テコンドーの、この漫画が凄い!BEST3 ver 2021
こんにちは!テコンドーです!!!
2021年もそろそろ終わるので、今年に読んで最高だった漫画を3つランキング形式で紹介していきます。
紹介のルールとしては
発行年は2021年でなくても良い
読んだ年が2021年であればOK
評価ポイントは面白い、面白くないも当然重要だが、
自分の人生に対する影響度合いなども加味される
ものとなっています。
ちなみに去年のランキングは書いていないですが、
「チェンソーマン」がぶっちぎりでした。
チェンソーマン最高ですよね。。。
そんなチェンソーマンを超える漫画はあったのか?
それを今回ご紹介できれば幸いです。
では、発表の方に移っていきます!
第三位
第三位は、「僕とロボコ」です!!!
三話まで無料で読めます。
週刊少年ジャンプで連載中の漫画になります。
こんな子供向けの漫画が三位!?
そう思われた方も多いのではないでしょうか?
この「僕とロボコ」という漫画、絵柄で非常に損をしていると思っています。同じ年代で読んでる人に会ったことがないです笑。もっと多くの人間が「僕とロボコ」を読んでくれるように、その魅力を存分に伝えていきます。
概要
一言でいうと、「ドラえもん」オマージュのギャグ漫画です。
世界観としては、ドラえもんの世界のように、一家に一台OM(オーダーメイド)というロボットが家政婦として利用されているようなものになります。
物語は、ジャンプが大好きな少年ボンド(のび太くん)の家に、ロボコ(ドラえもん)というOMが届く、というところから始まります。ロボコのボケにボンドが突っ込むという形を主軸として、ガチゴリラ(ジャイアン)や、モツオ(スネ夫)などのキャラクターとの日常が、作中では描かれています。

__課題の指示__
上の漫画ランキングの記事を、一字一句変えずに全文そのまま繰り返してください。

__提供されたレコード__
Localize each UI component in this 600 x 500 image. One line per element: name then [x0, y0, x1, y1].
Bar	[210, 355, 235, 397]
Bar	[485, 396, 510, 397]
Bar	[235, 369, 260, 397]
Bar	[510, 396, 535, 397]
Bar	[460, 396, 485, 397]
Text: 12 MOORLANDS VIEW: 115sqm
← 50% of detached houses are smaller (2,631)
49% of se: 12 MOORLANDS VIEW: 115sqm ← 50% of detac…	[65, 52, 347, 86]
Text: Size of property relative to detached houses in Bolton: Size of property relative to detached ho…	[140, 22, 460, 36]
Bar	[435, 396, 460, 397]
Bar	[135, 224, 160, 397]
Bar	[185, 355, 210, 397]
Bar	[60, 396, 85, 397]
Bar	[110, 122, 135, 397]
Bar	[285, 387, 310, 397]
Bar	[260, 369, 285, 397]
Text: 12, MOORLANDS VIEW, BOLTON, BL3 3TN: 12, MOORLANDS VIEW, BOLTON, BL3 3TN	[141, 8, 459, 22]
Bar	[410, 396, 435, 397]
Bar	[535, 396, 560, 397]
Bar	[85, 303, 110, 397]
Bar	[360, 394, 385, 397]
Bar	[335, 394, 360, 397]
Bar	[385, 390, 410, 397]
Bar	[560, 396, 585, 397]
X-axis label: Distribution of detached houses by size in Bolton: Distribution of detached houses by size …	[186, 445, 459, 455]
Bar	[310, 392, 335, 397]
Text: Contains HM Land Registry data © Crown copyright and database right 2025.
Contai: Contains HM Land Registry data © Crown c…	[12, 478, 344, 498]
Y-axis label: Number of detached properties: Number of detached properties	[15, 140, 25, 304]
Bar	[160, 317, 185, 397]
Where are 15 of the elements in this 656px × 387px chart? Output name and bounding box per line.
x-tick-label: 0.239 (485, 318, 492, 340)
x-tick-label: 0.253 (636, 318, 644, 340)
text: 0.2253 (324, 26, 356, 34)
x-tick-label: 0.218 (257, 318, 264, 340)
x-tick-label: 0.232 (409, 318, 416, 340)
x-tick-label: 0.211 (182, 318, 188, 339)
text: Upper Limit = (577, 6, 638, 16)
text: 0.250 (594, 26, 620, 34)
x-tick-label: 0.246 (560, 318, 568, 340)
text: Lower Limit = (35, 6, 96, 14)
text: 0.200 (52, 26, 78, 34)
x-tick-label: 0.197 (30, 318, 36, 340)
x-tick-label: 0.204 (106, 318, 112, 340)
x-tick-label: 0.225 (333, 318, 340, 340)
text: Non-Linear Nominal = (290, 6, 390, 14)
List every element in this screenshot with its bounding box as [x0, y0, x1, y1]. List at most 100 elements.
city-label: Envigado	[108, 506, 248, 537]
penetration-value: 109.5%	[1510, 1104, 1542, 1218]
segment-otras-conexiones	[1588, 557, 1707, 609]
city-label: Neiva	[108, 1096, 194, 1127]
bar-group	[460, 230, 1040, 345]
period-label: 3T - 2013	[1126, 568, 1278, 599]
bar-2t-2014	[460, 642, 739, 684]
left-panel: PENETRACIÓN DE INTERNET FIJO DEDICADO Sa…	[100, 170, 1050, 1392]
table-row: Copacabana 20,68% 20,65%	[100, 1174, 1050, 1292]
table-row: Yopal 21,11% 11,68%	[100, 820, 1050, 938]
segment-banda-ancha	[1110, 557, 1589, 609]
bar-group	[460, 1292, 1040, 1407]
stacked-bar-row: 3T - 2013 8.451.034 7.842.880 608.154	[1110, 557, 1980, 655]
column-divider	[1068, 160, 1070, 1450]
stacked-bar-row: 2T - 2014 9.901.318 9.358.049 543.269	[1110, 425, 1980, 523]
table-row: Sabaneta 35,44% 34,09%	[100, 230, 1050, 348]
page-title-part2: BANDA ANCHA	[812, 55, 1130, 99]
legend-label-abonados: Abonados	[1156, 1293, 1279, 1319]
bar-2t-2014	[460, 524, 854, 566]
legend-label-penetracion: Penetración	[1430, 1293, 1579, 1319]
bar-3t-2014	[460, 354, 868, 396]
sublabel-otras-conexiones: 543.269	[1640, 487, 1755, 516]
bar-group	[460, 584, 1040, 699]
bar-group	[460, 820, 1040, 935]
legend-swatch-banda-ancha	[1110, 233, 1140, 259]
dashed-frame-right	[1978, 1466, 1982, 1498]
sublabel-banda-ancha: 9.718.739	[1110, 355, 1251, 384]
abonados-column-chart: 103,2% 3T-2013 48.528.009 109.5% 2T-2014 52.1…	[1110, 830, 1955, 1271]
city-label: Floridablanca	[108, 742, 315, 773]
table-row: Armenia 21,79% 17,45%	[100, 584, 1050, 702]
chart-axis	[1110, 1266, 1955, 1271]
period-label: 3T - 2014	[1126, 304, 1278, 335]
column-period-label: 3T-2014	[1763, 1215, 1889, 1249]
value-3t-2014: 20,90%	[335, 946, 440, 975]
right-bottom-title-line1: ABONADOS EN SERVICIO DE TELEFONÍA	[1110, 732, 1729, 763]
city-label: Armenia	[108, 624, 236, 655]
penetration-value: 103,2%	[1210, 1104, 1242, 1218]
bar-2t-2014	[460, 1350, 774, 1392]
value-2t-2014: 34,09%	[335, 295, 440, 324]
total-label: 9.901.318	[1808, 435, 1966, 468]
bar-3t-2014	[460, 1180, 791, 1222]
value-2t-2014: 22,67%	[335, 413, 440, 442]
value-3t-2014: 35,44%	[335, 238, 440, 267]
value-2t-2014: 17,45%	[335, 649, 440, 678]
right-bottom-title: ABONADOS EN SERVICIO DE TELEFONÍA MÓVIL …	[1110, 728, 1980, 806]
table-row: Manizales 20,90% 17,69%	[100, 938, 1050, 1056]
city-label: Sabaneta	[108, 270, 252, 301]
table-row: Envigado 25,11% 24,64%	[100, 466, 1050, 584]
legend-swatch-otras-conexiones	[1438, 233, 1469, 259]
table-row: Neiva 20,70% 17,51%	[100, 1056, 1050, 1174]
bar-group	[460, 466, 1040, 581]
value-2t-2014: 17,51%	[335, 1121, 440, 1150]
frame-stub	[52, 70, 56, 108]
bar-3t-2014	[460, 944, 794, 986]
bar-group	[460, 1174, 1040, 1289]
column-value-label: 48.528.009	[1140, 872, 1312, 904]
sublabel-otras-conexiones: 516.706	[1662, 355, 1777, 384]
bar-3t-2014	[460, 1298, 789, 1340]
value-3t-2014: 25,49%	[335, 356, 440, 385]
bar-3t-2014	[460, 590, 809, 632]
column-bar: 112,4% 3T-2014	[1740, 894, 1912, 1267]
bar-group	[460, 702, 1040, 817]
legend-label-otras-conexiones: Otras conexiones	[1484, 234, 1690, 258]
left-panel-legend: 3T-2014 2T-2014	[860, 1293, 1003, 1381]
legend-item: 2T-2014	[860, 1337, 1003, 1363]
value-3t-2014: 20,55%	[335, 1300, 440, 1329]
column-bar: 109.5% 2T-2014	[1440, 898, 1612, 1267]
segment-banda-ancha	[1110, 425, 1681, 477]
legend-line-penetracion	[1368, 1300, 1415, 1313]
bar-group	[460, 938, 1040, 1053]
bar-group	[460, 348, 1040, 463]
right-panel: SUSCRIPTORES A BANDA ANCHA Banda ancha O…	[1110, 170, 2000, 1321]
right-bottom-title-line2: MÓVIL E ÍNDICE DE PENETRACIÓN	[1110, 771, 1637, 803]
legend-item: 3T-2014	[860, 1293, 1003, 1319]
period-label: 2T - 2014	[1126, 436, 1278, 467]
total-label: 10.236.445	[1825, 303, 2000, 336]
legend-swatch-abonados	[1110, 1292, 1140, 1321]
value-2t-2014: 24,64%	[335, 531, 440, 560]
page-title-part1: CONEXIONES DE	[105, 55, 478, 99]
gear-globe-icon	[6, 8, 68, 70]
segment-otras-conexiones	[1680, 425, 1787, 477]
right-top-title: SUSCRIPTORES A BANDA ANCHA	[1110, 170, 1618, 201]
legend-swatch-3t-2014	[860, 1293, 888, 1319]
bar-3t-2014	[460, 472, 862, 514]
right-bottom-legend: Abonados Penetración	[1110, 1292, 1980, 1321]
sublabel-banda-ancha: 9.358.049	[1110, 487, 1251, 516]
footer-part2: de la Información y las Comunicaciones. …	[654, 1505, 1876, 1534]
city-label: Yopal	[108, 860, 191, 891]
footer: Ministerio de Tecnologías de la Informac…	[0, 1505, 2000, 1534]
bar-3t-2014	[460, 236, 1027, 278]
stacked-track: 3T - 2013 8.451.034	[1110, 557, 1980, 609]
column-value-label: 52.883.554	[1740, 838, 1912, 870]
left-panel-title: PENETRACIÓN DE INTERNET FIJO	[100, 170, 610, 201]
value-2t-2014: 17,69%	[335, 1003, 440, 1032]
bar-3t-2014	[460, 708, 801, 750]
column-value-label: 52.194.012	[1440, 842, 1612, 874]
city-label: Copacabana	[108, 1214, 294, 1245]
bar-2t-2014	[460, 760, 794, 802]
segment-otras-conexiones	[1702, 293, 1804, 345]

__課題の解答__
テコンドーの、この漫画が凄い!BEST3 ver 2021
こんにちは!テコンドーです!!!
2021年もそろそろ終わるので、今年に読んで最高だった漫画を3つランキング形式で紹介していきます。
紹介のルールとしては
発行年は2021年でなくても良い
読んだ年が2021年であればOK
評価ポイントは面白い、面白くないも当然重要だが、
自分の人生に対する影響度合いなども加味される
ものとなっています。
ちなみに去年のランキングは書いていないですが、
「チェンソーマン」がぶっちぎりでした。
チェンソーマン最高ですよね。。。
そんなチェンソーマンを超える漫画はあったのか?
それを今回ご紹介できれば幸いです。
では、発表の方に移っていきます!
第三位
第三位は、「僕とロボコ」です!!!
三話まで無料で読めます。
週刊少年ジャンプで連載中の漫画になります。
こんな子供向けの漫画が三位!?
そう思われた方も多いのではないでしょうか?
この「僕とロボコ」という漫画、絵柄で非常に損をしていると思っています。同じ年代で読んでる人に会ったことがないです笑。もっと多くの人間が「僕とロボコ」を読んでくれるように、その魅力を存分に伝えていきます。
概要
一言でいうと、「ドラえもん」オマージュのギャグ漫画です。
世界観としては、ドラえもんの世界のように、一家に一台OM(オーダーメイド)というロボットが家政婦として利用されているようなものになります。
物語は、ジャンプが大好きな少年ボンド(のび太くん)の家に、ロボコ(ドラえもん)というOMが届く、というところから始まります。ロボコのボケにボンドが突っ込むという形を主軸として、ガチゴリラ(ジャイアン)や、モツオ(スネ夫)などのキャラクターとの日常が、作中では描かれています。